PROVIDED DATA:

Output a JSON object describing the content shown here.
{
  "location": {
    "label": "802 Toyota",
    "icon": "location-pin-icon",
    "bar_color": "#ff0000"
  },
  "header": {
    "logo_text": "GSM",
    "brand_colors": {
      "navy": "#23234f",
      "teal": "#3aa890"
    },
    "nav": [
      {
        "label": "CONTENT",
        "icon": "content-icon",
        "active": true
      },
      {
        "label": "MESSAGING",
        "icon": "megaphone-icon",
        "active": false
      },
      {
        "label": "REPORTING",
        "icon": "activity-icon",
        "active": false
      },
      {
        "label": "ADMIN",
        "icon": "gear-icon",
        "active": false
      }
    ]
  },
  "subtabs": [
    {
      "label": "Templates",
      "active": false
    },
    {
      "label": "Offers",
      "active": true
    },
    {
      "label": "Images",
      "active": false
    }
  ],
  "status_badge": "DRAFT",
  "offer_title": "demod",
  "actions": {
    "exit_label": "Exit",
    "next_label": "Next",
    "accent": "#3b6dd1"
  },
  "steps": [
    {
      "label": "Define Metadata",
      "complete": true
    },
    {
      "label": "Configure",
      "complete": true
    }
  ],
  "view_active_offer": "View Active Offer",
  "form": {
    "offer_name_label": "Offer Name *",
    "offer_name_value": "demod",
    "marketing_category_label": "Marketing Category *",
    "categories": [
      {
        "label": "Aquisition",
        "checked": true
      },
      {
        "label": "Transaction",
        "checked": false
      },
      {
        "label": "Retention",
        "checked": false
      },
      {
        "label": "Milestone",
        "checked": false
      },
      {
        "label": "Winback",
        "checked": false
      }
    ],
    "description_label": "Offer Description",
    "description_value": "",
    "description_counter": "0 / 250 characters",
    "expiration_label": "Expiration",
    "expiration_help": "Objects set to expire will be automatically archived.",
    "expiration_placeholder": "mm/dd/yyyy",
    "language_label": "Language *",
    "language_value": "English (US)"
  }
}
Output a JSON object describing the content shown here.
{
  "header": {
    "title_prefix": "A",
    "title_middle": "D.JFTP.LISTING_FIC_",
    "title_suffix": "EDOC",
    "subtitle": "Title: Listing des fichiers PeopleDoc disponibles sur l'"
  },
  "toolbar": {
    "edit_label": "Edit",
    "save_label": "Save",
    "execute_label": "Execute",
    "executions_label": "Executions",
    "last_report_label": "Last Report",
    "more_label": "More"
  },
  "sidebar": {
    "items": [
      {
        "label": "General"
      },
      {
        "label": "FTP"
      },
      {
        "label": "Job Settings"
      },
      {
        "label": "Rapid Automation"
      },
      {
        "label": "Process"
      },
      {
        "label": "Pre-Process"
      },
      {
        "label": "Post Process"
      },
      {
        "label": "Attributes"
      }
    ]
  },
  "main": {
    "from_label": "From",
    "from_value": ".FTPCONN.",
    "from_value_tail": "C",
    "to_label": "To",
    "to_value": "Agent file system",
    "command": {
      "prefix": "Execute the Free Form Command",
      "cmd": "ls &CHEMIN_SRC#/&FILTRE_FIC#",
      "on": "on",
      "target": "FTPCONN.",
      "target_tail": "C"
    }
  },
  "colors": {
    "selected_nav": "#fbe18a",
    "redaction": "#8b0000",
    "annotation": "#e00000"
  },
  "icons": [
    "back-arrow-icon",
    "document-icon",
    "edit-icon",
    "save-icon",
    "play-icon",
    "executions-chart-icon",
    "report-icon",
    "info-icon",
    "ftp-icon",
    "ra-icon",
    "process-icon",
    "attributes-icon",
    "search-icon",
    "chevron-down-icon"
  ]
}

INSTRUCTION: Repeat the data precisely, reproducing every entry.

SOLUTION FOR THIS PROBLEM:
Output a JSON object describing the content shown here.
{
  "location": {
    "label": "802 Toyota",
    "icon": "location-pin-icon",
    "bar_color": "#ff0000"
  },
  "header": {
    "logo_text": "GSM",
    "brand_colors": {
      "navy": "#23234f",
      "teal": "#3aa890"
    },
    "nav": [
      {
        "label": "CONTENT",
        "icon": "content-icon",
        "active": true
      },
      {
        "label": "MESSAGING",
        "icon": "megaphone-icon",
        "active": false
      },
      {
        "label": "REPORTING",
        "icon": "activity-icon",
        "active": false
      },
      {
        "label": "ADMIN",
        "icon": "gear-icon",
        "active": false
      }
    ]
  },
  "subtabs": [
    {
      "label": "Templates",
      "active": false
    },
    {
      "label": "Offers",
      "active": true
    },
    {
      "label": "Images",
      "active": false
    }
  ],
  "status_badge": "DRAFT",
  "offer_title": "demod",
  "actions": {
    "exit_label": "Exit",
    "next_label": "Next",
    "accent": "#3b6dd1"
  },
  "steps": [
    {
      "label": "Define Metadata",
      "complete": true
    },
    {
      "label": "Configure",
      "complete": true
    }
  ],
  "view_active_offer": "View Active Offer",
  "form": {
    "offer_name_label": "Offer Name *",
    "offer_name_value": "demod",
    "marketing_category_label": "Marketing Category *",
    "categories": [
      {
        "label": "Aquisition",
        "checked": true
      },
      {
        "label": "Transaction",
        "checked": false
      },
      {
        "label": "Retention",
        "checked": false
      },
      {
        "label": "Milestone",
        "checked": false
      },
      {
        "label": "Winback",
        "checked": false
      }
    ],
    "description_label": "Offer Description",
    "description_value": "",
    "description_counter": "0 / 250 characters",
    "expiration_label": "Expiration",
    "expiration_help": "Objects set to expire will be automatically archived.",
    "expiration_placeholder": "mm/dd/yyyy",
    "language_label": "Language *",
    "language_value": "English (US)"
  }
}
Output a JSON object describing the content shown here.
{
  "header": {
    "title_prefix": "A",
    "title_middle": "D.JFTP.LISTING_FIC_",
    "title_suffix": "EDOC",
    "subtitle": "Title: Listing des fichiers PeopleDoc disponibles sur l'"
  },
  "toolbar": {
    "edit_label": "Edit",
    "save_label": "Save",
    "execute_label": "Execute",
    "executions_label": "Executions",
    "last_report_label": "Last Report",
    "more_label": "More"
  },
  "sidebar": {
    "items": [
      {
        "label": "General"
      },
      {
        "label": "FTP"
      },
      {
        "label": "Job Settings"
      },
      {
        "label": "Rapid Automation"
      },
      {
        "label": "Process"
      },
      {
        "label": "Pre-Process"
      },
      {
        "label": "Post Process"
      },
      {
        "label": "Attributes"
      }
    ]
  },
  "main": {
    "from_label": "From",
    "from_value": ".FTPCONN.",
    "from_value_tail": "C",
    "to_label": "To",
    "to_value": "Agent file system",
    "command": {
      "prefix": "Execute the Free Form Command",
      "cmd": "ls &CHEMIN_SRC#/&FILTRE_FIC#",
      "on": "on",
      "target": "FTPCONN.",
      "target_tail": "C"
    }
  },
  "colors": {
    "selected_nav": "#fbe18a",
    "redaction": "#8b0000",
    "annotation": "#e00000"
  },
  "icons": [
    "back-arrow-icon",
    "document-icon",
    "edit-icon",
    "save-icon",
    "play-icon",
    "executions-chart-icon",
    "report-icon",
    "info-icon",
    "ftp-icon",
    "ra-icon",
    "process-icon",
    "attributes-icon",
    "search-icon",
    "chevron-down-icon"
  ]
}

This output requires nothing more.